**THE EXERCISE**. Search the material below for the word "JSON" and copy every line in which it occurs.

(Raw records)
· · · · · · ·

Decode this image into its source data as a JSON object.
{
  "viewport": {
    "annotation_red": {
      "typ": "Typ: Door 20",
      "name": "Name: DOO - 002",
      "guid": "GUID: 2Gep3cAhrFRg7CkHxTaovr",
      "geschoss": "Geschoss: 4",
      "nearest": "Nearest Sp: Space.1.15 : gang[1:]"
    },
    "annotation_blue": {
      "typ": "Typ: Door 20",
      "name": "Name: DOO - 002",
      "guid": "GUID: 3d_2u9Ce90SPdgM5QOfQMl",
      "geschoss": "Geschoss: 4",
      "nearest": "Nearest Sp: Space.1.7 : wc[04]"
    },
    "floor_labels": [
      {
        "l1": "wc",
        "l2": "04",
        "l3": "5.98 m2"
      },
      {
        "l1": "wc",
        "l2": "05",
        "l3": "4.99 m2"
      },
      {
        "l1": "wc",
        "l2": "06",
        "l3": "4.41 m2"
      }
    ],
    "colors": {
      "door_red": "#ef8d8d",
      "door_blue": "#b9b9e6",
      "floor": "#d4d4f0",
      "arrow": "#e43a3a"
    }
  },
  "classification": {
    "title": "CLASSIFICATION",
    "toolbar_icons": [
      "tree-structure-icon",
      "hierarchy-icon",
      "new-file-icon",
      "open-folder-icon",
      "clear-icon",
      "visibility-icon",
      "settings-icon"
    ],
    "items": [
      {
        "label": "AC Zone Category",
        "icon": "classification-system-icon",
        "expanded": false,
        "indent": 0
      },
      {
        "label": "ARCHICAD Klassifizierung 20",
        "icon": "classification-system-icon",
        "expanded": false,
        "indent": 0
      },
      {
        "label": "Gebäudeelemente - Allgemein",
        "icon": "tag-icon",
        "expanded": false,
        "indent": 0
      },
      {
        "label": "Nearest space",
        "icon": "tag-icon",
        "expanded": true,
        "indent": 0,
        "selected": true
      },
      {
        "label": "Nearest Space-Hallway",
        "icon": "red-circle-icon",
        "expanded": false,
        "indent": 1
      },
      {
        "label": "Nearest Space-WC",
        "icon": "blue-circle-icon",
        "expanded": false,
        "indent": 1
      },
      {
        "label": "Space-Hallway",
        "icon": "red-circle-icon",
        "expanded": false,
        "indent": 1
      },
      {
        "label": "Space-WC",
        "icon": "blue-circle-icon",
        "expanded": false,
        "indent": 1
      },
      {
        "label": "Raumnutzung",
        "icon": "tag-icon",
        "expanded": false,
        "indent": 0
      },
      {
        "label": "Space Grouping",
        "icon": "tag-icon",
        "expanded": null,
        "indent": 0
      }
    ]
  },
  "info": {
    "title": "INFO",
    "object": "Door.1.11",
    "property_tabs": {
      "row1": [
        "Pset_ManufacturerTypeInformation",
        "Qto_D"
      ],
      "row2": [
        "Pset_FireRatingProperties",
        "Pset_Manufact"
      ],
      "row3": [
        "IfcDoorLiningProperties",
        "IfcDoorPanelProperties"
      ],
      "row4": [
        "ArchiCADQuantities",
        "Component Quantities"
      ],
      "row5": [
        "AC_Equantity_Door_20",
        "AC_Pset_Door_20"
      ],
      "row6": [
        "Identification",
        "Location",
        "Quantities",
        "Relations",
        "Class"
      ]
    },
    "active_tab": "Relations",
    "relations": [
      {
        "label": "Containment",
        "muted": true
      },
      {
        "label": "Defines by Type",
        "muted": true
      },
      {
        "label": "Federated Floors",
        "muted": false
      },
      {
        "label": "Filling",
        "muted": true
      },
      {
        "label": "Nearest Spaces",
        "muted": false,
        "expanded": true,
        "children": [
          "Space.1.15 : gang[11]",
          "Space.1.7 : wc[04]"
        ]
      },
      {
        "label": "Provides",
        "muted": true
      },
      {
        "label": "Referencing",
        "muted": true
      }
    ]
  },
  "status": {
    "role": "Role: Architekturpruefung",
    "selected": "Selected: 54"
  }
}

· · · · · · ·

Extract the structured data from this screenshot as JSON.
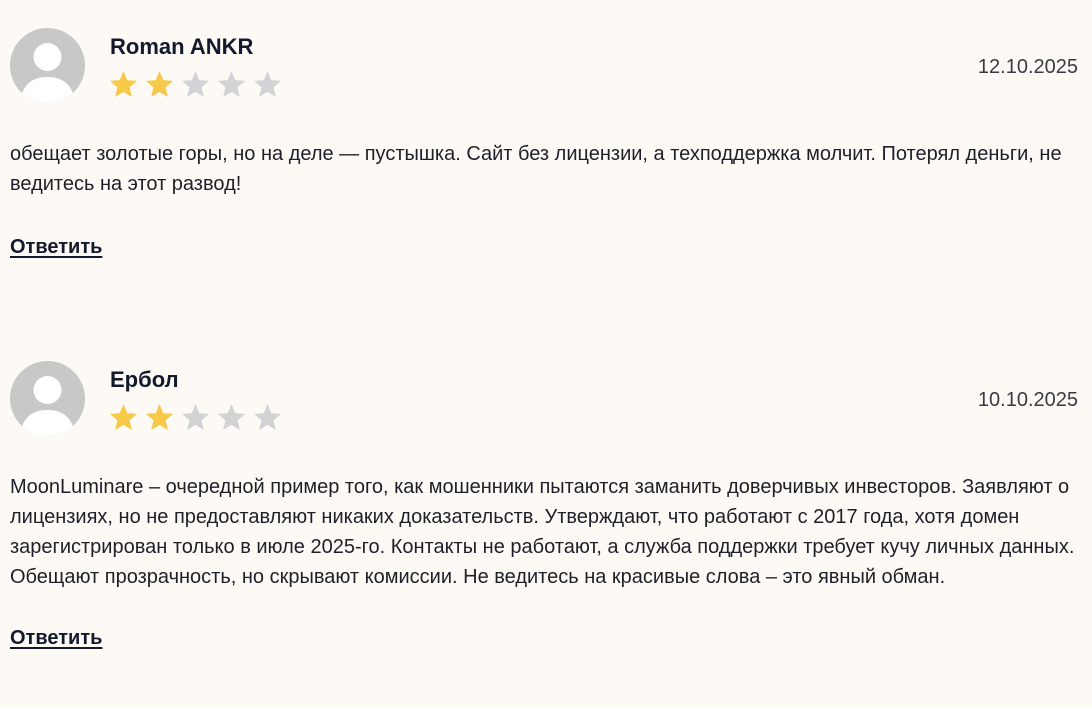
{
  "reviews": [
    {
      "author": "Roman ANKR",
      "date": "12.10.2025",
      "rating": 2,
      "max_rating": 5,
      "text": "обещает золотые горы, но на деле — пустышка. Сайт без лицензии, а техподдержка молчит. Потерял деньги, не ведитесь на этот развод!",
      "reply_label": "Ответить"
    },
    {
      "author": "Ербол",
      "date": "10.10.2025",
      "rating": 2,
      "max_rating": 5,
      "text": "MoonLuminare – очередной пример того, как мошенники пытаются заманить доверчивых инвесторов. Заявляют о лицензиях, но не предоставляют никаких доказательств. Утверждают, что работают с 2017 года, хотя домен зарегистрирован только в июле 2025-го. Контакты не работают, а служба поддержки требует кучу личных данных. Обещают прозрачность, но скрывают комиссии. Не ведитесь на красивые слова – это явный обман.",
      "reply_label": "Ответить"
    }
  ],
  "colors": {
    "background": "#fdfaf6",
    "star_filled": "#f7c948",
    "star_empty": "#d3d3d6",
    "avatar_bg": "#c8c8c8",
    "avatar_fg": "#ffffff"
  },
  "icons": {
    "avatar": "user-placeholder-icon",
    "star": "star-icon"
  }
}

· · · · · · ·

**RESPONSE TO THIS TASK**.
Decode this image into its source data as a JSON object.
Extract the structured data from this screenshot as JSON.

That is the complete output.